-- Start Extracted data --
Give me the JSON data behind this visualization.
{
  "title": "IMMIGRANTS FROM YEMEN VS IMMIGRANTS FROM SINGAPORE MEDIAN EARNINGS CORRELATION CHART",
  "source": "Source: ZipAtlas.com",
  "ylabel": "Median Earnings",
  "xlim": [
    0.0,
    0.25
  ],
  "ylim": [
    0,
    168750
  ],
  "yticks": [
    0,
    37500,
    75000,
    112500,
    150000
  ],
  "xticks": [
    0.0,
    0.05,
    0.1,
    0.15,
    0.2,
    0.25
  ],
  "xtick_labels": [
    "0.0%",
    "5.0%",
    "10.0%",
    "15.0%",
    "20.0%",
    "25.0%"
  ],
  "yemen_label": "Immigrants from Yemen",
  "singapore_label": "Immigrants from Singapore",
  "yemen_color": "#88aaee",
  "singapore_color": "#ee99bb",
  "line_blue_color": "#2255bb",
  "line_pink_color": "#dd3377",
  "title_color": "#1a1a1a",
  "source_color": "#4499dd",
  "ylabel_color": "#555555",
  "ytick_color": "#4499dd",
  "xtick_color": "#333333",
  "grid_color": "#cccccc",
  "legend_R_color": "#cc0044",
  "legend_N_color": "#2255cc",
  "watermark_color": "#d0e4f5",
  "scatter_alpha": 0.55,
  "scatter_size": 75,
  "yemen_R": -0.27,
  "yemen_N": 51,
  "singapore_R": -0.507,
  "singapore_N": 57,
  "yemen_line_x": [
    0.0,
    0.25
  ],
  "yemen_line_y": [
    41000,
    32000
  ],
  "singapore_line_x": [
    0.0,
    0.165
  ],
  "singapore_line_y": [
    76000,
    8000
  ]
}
-- End Extracted data --
* [Problem requirements] Reproduce each line of the material above precisely.

* [Task response]
Give me the JSON data behind this visualization.
{
  "title": "IMMIGRANTS FROM YEMEN VS IMMIGRANTS FROM SINGAPORE MEDIAN EARNINGS CORRELATION CHART",
  "source": "Source: ZipAtlas.com",
  "ylabel": "Median Earnings",
  "xlim": [
    0.0,
    0.25
  ],
  "ylim": [
    0,
    168750
  ],
  "yticks": [
    0,
    37500,
    75000,
    112500,
    150000
  ],
  "xticks": [
    0.0,
    0.05,
    0.1,
    0.15,
    0.2,
    0.25
  ],
  "xtick_labels": [
    "0.0%",
    "5.0%",
    "10.0%",
    "15.0%",
    "20.0%",
    "25.0%"
  ],
  "yemen_label": "Immigrants from Yemen",
  "singapore_label": "Immigrants from Singapore",
  "yemen_color": "#88aaee",
  "singapore_color": "#ee99bb",
  "line_blue_color": "#2255bb",
  "line_pink_color": "#dd3377",
  "title_color": "#1a1a1a",
  "source_color": "#4499dd",
  "ylabel_color": "#555555",
  "ytick_color": "#4499dd",
  "xtick_color": "#333333",
  "grid_color": "#cccccc",
  "legend_R_color": "#cc0044",
  "legend_N_color": "#2255cc",
  "watermark_color": "#d0e4f5",
  "scatter_alpha": 0.55,
  "scatter_size": 75,
  "yemen_R": -0.27,
  "yemen_N": 51,
  "singapore_R": -0.507,
  "singapore_N": 57,
  "yemen_line_x": [
    0.0,
    0.25
  ],
  "yemen_line_y": [
    41000,
    32000
  ],
  "singapore_line_x": [
    0.0,
    0.165
  ],
  "singapore_line_y": [
    76000,
    8000
  ]
}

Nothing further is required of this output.